PROBLEM DETAILS. Take each line that has the word "title" and return it.

Data records.
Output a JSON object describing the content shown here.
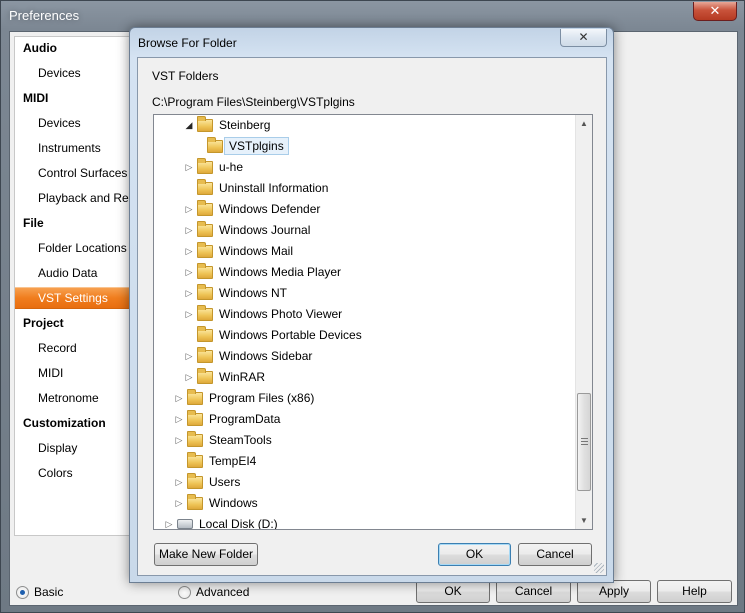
{
  "preferences": {
    "title": "Preferences",
    "close_glyph": "✕",
    "sidebar": [
      {
        "type": "section",
        "label": "Audio"
      },
      {
        "type": "item",
        "label": "Devices"
      },
      {
        "type": "section",
        "label": "MIDI"
      },
      {
        "type": "item",
        "label": "Devices"
      },
      {
        "type": "item",
        "label": "Instruments"
      },
      {
        "type": "item",
        "label": "Control Surfaces"
      },
      {
        "type": "item",
        "label": "Playback and Reco"
      },
      {
        "type": "section",
        "label": "File"
      },
      {
        "type": "item",
        "label": "Folder Locations"
      },
      {
        "type": "item",
        "label": "Audio Data"
      },
      {
        "type": "item",
        "label": "VST Settings",
        "selected": true
      },
      {
        "type": "section",
        "label": "Project"
      },
      {
        "type": "item",
        "label": "Record"
      },
      {
        "type": "item",
        "label": "MIDI"
      },
      {
        "type": "item",
        "label": "Metronome"
      },
      {
        "type": "section",
        "label": "Customization"
      },
      {
        "type": "item",
        "label": "Display"
      },
      {
        "type": "item",
        "label": "Colors"
      }
    ],
    "mode": {
      "basic_label": "Basic",
      "advanced_label": "Advanced",
      "selected": "Basic"
    },
    "buttons": {
      "ok": "OK",
      "cancel": "Cancel",
      "apply": "Apply",
      "help": "Help"
    }
  },
  "browse_dialog": {
    "title": "Browse For Folder",
    "close_glyph": "✕",
    "label": "VST Folders",
    "path": "C:\\Program Files\\Steinberg\\VSTplgins",
    "tree": [
      {
        "label": "Steinberg",
        "level": 2,
        "expander": "open"
      },
      {
        "label": "VSTplgins",
        "level": 3,
        "expander": "none",
        "selected": true
      },
      {
        "label": "u-he",
        "level": 2,
        "expander": "closed"
      },
      {
        "label": "Uninstall Information",
        "level": 2,
        "expander": "none"
      },
      {
        "label": "Windows Defender",
        "level": 2,
        "expander": "closed"
      },
      {
        "label": "Windows Journal",
        "level": 2,
        "expander": "closed"
      },
      {
        "label": "Windows Mail",
        "level": 2,
        "expander": "closed"
      },
      {
        "label": "Windows Media Player",
        "level": 2,
        "expander": "closed"
      },
      {
        "label": "Windows NT",
        "level": 2,
        "expander": "closed"
      },
      {
        "label": "Windows Photo Viewer",
        "level": 2,
        "expander": "closed"
      },
      {
        "label": "Windows Portable Devices",
        "level": 2,
        "expander": "none"
      },
      {
        "label": "Windows Sidebar",
        "level": 2,
        "expander": "closed"
      },
      {
        "label": "WinRAR",
        "level": 2,
        "expander": "closed"
      },
      {
        "label": "Program Files (x86)",
        "level": 1,
        "expander": "closed"
      },
      {
        "label": "ProgramData",
        "level": 1,
        "expander": "closed"
      },
      {
        "label": "SteamTools",
        "level": 1,
        "expander": "closed"
      },
      {
        "label": "TempEI4",
        "level": 1,
        "expander": "none"
      },
      {
        "label": "Users",
        "level": 1,
        "expander": "closed"
      },
      {
        "label": "Windows",
        "level": 1,
        "expander": "closed"
      },
      {
        "label": "Local Disk (D:)",
        "level": 0,
        "expander": "closed",
        "icon": "drive"
      }
    ],
    "buttons": {
      "make_new_folder": "Make New Folder",
      "ok": "OK",
      "cancel": "Cancel"
    }
  }
}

ANSWER TO THE EXERCISE.
    "title": "Preferences",
    "title": "Browse For Folder",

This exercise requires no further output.